■ Directive ■
Can you write out all of the material below, word for word?

+-------+

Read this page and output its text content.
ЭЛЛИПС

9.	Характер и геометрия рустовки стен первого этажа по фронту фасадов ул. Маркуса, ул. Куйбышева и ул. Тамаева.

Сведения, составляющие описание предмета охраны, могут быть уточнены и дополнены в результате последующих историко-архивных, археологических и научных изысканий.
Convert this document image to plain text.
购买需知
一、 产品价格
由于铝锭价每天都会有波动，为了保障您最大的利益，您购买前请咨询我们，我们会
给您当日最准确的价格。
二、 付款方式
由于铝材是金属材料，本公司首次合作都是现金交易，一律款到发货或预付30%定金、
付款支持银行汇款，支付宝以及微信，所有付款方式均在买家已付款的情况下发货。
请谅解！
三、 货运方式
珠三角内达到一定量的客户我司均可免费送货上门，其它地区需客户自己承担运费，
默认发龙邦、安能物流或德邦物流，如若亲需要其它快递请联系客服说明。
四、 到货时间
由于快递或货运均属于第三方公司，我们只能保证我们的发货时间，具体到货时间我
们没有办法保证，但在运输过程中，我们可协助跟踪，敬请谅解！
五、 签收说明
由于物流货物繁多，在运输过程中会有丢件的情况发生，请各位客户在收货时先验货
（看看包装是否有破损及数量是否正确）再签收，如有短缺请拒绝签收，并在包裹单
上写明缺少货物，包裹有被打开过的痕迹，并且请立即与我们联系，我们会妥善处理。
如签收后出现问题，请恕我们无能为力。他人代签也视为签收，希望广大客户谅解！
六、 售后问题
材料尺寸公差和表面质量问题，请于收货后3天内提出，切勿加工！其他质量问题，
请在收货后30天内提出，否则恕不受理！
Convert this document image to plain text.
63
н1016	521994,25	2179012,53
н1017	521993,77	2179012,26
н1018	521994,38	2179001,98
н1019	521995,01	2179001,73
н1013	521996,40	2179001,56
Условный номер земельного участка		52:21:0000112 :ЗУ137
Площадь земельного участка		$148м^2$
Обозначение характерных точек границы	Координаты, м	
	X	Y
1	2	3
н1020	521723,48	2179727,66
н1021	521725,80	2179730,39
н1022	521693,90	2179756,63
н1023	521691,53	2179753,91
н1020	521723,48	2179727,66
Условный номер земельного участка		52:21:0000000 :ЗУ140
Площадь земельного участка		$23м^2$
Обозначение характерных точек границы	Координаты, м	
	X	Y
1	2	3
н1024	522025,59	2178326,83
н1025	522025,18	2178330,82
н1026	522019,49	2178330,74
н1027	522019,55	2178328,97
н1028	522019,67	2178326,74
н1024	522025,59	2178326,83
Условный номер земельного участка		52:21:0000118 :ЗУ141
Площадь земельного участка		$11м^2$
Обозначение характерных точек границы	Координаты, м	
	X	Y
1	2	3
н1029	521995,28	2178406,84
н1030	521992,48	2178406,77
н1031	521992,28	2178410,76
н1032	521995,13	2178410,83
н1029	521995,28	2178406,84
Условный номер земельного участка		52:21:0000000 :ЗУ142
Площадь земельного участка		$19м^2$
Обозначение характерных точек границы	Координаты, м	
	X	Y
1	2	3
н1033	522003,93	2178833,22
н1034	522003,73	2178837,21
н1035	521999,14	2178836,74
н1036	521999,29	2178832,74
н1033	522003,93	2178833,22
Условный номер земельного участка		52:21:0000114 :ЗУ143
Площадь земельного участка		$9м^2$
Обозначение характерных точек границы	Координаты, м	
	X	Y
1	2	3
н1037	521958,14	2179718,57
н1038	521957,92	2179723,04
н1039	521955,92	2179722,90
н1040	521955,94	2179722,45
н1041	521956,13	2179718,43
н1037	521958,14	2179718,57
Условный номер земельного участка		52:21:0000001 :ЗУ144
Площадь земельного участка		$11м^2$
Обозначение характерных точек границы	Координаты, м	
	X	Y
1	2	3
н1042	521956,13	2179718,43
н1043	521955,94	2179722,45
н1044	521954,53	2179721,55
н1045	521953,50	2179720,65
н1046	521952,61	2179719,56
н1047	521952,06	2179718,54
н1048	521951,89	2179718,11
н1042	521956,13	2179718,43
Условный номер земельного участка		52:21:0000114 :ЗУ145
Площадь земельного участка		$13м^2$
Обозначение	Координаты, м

+-------+

■ Reply ■
Read this page and output its text content.
ЭЛЛИПС

9.	Характер и геометрия рустовки стен первого этажа по фронту фасадов ул. Маркуса, ул. Куйбышева и ул. Тамаева.

Сведения, составляющие описание предмета охраны, могут быть уточнены и дополнены в результате последующих историко-архивных, археологических и научных изысканий.
Convert this document image to plain text.
购买需知
一、 产品价格
由于铝锭价每天都会有波动，为了保障您最大的利益，您购买前请咨询我们，我们会
给您当日最准确的价格。
二、 付款方式
由于铝材是金属材料，本公司首次合作都是现金交易，一律款到发货或预付30%定金、
付款支持银行汇款，支付宝以及微信，所有付款方式均在买家已付款的情况下发货。
请谅解！
三、 货运方式
珠三角内达到一定量的客户我司均可免费送货上门，其它地区需客户自己承担运费，
默认发龙邦、安能物流或德邦物流，如若亲需要其它快递请联系客服说明。
四、 到货时间
由于快递或货运均属于第三方公司，我们只能保证我们的发货时间，具体到货时间我
们没有办法保证，但在运输过程中，我们可协助跟踪，敬请谅解！
五、 签收说明
由于物流货物繁多，在运输过程中会有丢件的情况发生，请各位客户在收货时先验货
（看看包装是否有破损及数量是否正确）再签收，如有短缺请拒绝签收，并在包裹单
上写明缺少货物，包裹有被打开过的痕迹，并且请立即与我们联系，我们会妥善处理。
如签收后出现问题，请恕我们无能为力。他人代签也视为签收，希望广大客户谅解！
六、 售后问题
材料尺寸公差和表面质量问题，请于收货后3天内提出，切勿加工！其他质量问题，
请在收货后30天内提出，否则恕不受理！
Convert this document image to plain text.
63
н1016	521994,25	2179012,53
н1017	521993,77	2179012,26
н1018	521994,38	2179001,98
н1019	521995,01	2179001,73
н1013	521996,40	2179001,56
Условный номер земельного участка		52:21:0000112 :ЗУ137
Площадь земельного участка		$148м^2$
Обозначение характерных точек границы	Координаты, м	
	X	Y
1	2	3
н1020	521723,48	2179727,66
н1021	521725,80	2179730,39
н1022	521693,90	2179756,63
н1023	521691,53	2179753,91
н1020	521723,48	2179727,66
Условный номер земельного участка		52:21:0000000 :ЗУ140
Площадь земельного участка		$23м^2$
Обозначение характерных точек границы	Координаты, м	
	X	Y
1	2	3
н1024	522025,59	2178326,83
н1025	522025,18	2178330,82
н1026	522019,49	2178330,74
н1027	522019,55	2178328,97
н1028	522019,67	2178326,74
н1024	522025,59	2178326,83
Условный номер земельного участка		52:21:0000118 :ЗУ141
Площадь земельного участка		$11м^2$
Обозначение характерных точек границы	Координаты, м	
	X	Y
1	2	3
н1029	521995,28	2178406,84
н1030	521992,48	2178406,77
н1031	521992,28	2178410,76
н1032	521995,13	2178410,83
н1029	521995,28	2178406,84
Условный номер земельного участка		52:21:0000000 :ЗУ142
Площадь земельного участка		$19м^2$
Обозначение характерных точек границы	Координаты, м	
	X	Y
1	2	3
н1033	522003,93	2178833,22
н1034	522003,73	2178837,21
н1035	521999,14	2178836,74
н1036	521999,29	2178832,74
н1033	522003,93	2178833,22
Условный номер земельного участка		52:21:0000114 :ЗУ143
Площадь земельного участка		$9м^2$
Обозначение характерных точек границы	Координаты, м	
	X	Y
1	2	3
н1037	521958,14	2179718,57
н1038	521957,92	2179723,04
н1039	521955,92	2179722,90
н1040	521955,94	2179722,45
н1041	521956,13	2179718,43
н1037	521958,14	2179718,57
Условный номер земельного участка		52:21:0000001 :ЗУ144
Площадь земельного участка		$11м^2$
Обозначение характерных точек границы	Координаты, м	
	X	Y
1	2	3
н1042	521956,13	2179718,43
н1043	521955,94	2179722,45
н1044	521954,53	2179721,55
н1045	521953,50	2179720,65
н1046	521952,61	2179719,56
н1047	521952,06	2179718,54
н1048	521951,89	2179718,11
н1042	521956,13	2179718,43
Условный номер земельного участка		52:21:0000114 :ЗУ145
Площадь земельного участка		$13м^2$
Обозначение	Координаты, м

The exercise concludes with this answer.